[WHAT IS BEING ASKED] Transcribe the records that follow exactly. Skip the pictures.

########################################

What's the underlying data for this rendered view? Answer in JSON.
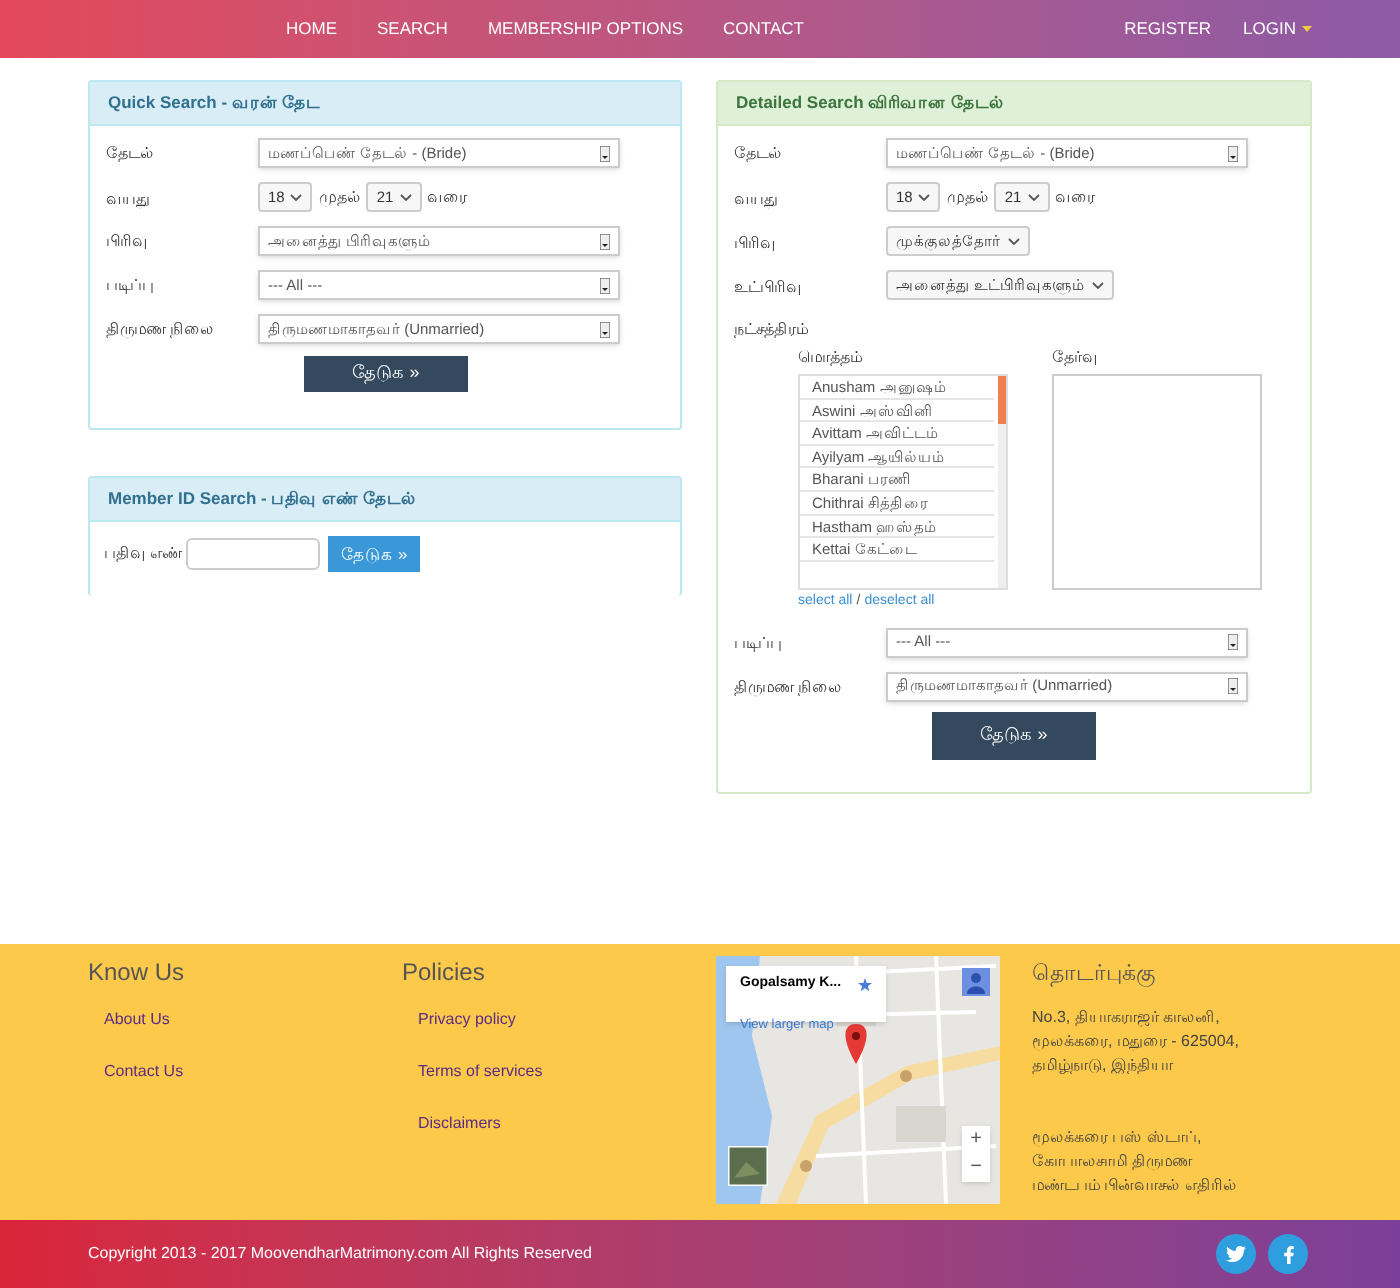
{
  "nav": {
    "left": [
      {
        "label": "HOME"
      },
      {
        "label": "SEARCH"
      },
      {
        "label": "MEMBERSHIP OPTIONS"
      },
      {
        "label": "CONTACT"
      }
    ],
    "right": [
      {
        "label": "REGISTER",
        "has_caret": false
      },
      {
        "label": "LOGIN",
        "has_caret": true
      }
    ]
  },
  "quick_search": {
    "title": "Quick Search - வரன் தேட",
    "fields": [
      {
        "kind": "select",
        "label": "தேடல்",
        "value": "மணப்பெண் தேடல் - (Bride)"
      },
      {
        "kind": "age",
        "label": "வயது",
        "from": "18",
        "from_word": "முதல்",
        "to": "21",
        "to_word": "வரை"
      },
      {
        "kind": "select",
        "label": "பிரிவு",
        "value": "அனைத்து பிரிவுகளும்"
      },
      {
        "kind": "select",
        "label": "படிப்பு",
        "value": "--- All ---"
      },
      {
        "kind": "select",
        "label": "திருமண நிலை",
        "value": "திருமணமாகாதவர் (Unmarried)"
      }
    ],
    "button": "தேடுக »"
  },
  "member_id_search": {
    "title": "Member ID Search - பதிவு எண் தேடல்",
    "label": "பதிவு எண்",
    "button": "தேடுக »"
  },
  "detailed_search": {
    "title": "Detailed Search விரிவான தேடல்",
    "fields": [
      {
        "kind": "select",
        "label": "தேடல்",
        "value": "மணப்பெண் தேடல் - (Bride)"
      },
      {
        "kind": "age",
        "label": "வயது",
        "from": "18",
        "from_word": "முதல்",
        "to": "21",
        "to_word": "வரை"
      },
      {
        "kind": "compact",
        "label": "பிரிவு",
        "value": "முக்குலத்தோர்"
      },
      {
        "kind": "compact",
        "label": "உட்பிரிவு",
        "value": "அனைத்து உட்பிரிவுகளும்"
      },
      {
        "kind": "stars",
        "label": "நட்சத்திரம்",
        "all_label": "மொத்தம்",
        "chosen_label": "தேர்வு",
        "options": [
          "Anusham அனுஷம்",
          "Aswini அஸ்வினி",
          "Avittam அவிட்டம்",
          "Ayilyam ஆயில்யம்",
          "Bharani பரணி",
          "Chithrai சித்திரை",
          "Hastham ஹஸ்தம்",
          "Kettai கேட்டை"
        ],
        "select_all": "select all",
        "separator": "/",
        "deselect_all": "deselect all"
      },
      {
        "kind": "select",
        "label": "படிப்பு",
        "value": "--- All ---"
      },
      {
        "kind": "select",
        "label": "திருமண நிலை",
        "value": "திருமணமாகாதவர் (Unmarried)"
      }
    ],
    "button": "தேடுக »"
  },
  "footer": {
    "know_us": {
      "title": "Know Us",
      "links": [
        "About Us",
        "Contact Us"
      ]
    },
    "policies": {
      "title": "Policies",
      "links": [
        "Privacy policy",
        "Terms of services",
        "Disclaimers"
      ]
    },
    "map": {
      "place": "Gopalsamy K...",
      "link": "View larger map",
      "zoom_in": "+",
      "zoom_out": "−"
    },
    "contact": {
      "title": "தொடர்புக்கு",
      "address": [
        "No.3, தியாகராஜர் காலனி,",
        "மூலக்கரை, மதுரை - 625004,",
        "தமிழ்நாடு, இந்தியா"
      ],
      "landmark": [
        "மூலக்கரை பஸ் ஸ்டாப்,",
        "கோபாலசாமி திருமண",
        "மண்டபம் பின்வாசல் எதிரில்"
      ]
    }
  },
  "copyright": "Copyright 2013 - 2017 MoovendharMatrimony.com All Rights Reserved"
}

########################################

[RESPONSE TO THIS TASK]
What's the underlying data for this rendered view? Answer in JSON.
{
  "nav": {
    "left": [
      {
        "label": "HOME"
      },
      {
        "label": "SEARCH"
      },
      {
        "label": "MEMBERSHIP OPTIONS"
      },
      {
        "label": "CONTACT"
      }
    ],
    "right": [
      {
        "label": "REGISTER",
        "has_caret": false
      },
      {
        "label": "LOGIN",
        "has_caret": true
      }
    ]
  },
  "quick_search": {
    "title": "Quick Search - வரன் தேட",
    "fields": [
      {
        "kind": "select",
        "label": "தேடல்",
        "value": "மணப்பெண் தேடல் - (Bride)"
      },
      {
        "kind": "age",
        "label": "வயது",
        "from": "18",
        "from_word": "முதல்",
        "to": "21",
        "to_word": "வரை"
      },
      {
        "kind": "select",
        "label": "பிரிவு",
        "value": "அனைத்து பிரிவுகளும்"
      },
      {
        "kind": "select",
        "label": "படிப்பு",
        "value": "--- All ---"
      },
      {
        "kind": "select",
        "label": "திருமண நிலை",
        "value": "திருமணமாகாதவர் (Unmarried)"
      }
    ],
    "button": "தேடுக »"
  },
  "member_id_search": {
    "title": "Member ID Search - பதிவு எண் தேடல்",
    "label": "பதிவு எண்",
    "button": "தேடுக »"
  },
  "detailed_search": {
    "title": "Detailed Search விரிவான தேடல்",
    "fields": [
      {
        "kind": "select",
        "label": "தேடல்",
        "value": "மணப்பெண் தேடல் - (Bride)"
      },
      {
        "kind": "age",
        "label": "வயது",
        "from": "18",
        "from_word": "முதல்",
        "to": "21",
        "to_word": "வரை"
      },
      {
        "kind": "compact",
        "label": "பிரிவு",
        "value": "முக்குலத்தோர்"
      },
      {
        "kind": "compact",
        "label": "உட்பிரிவு",
        "value": "அனைத்து உட்பிரிவுகளும்"
      },
      {
        "kind": "stars",
        "label": "நட்சத்திரம்",
        "all_label": "மொத்தம்",
        "chosen_label": "தேர்வு",
        "options": [
          "Anusham அனுஷம்",
          "Aswini அஸ்வினி",
          "Avittam அவிட்டம்",
          "Ayilyam ஆயில்யம்",
          "Bharani பரணி",
          "Chithrai சித்திரை",
          "Hastham ஹஸ்தம்",
          "Kettai கேட்டை"
        ],
        "select_all": "select all",
        "separator": "/",
        "deselect_all": "deselect all"
      },
      {
        "kind": "select",
        "label": "படிப்பு",
        "value": "--- All ---"
      },
      {
        "kind": "select",
        "label": "திருமண நிலை",
        "value": "திருமணமாகாதவர் (Unmarried)"
      }
    ],
    "button": "தேடுக »"
  },
  "footer": {
    "know_us": {
      "title": "Know Us",
      "links": [
        "About Us",
        "Contact Us"
      ]
    },
    "policies": {
      "title": "Policies",
      "links": [
        "Privacy policy",
        "Terms of services",
        "Disclaimers"
      ]
    },
    "map": {
      "place": "Gopalsamy K...",
      "link": "View larger map",
      "zoom_in": "+",
      "zoom_out": "−"
    },
    "contact": {
      "title": "தொடர்புக்கு",
      "address": [
        "No.3, தியாகராஜர் காலனி,",
        "மூலக்கரை, மதுரை - 625004,",
        "தமிழ்நாடு, இந்தியா"
      ],
      "landmark": [
        "மூலக்கரை பஸ் ஸ்டாப்,",
        "கோபாலசாமி திருமண",
        "மண்டபம் பின்வாசல் எதிரில்"
      ]
    }
  },
  "copyright": "Copyright 2013 - 2017 MoovendharMatrimony.com All Rights Reserved"
}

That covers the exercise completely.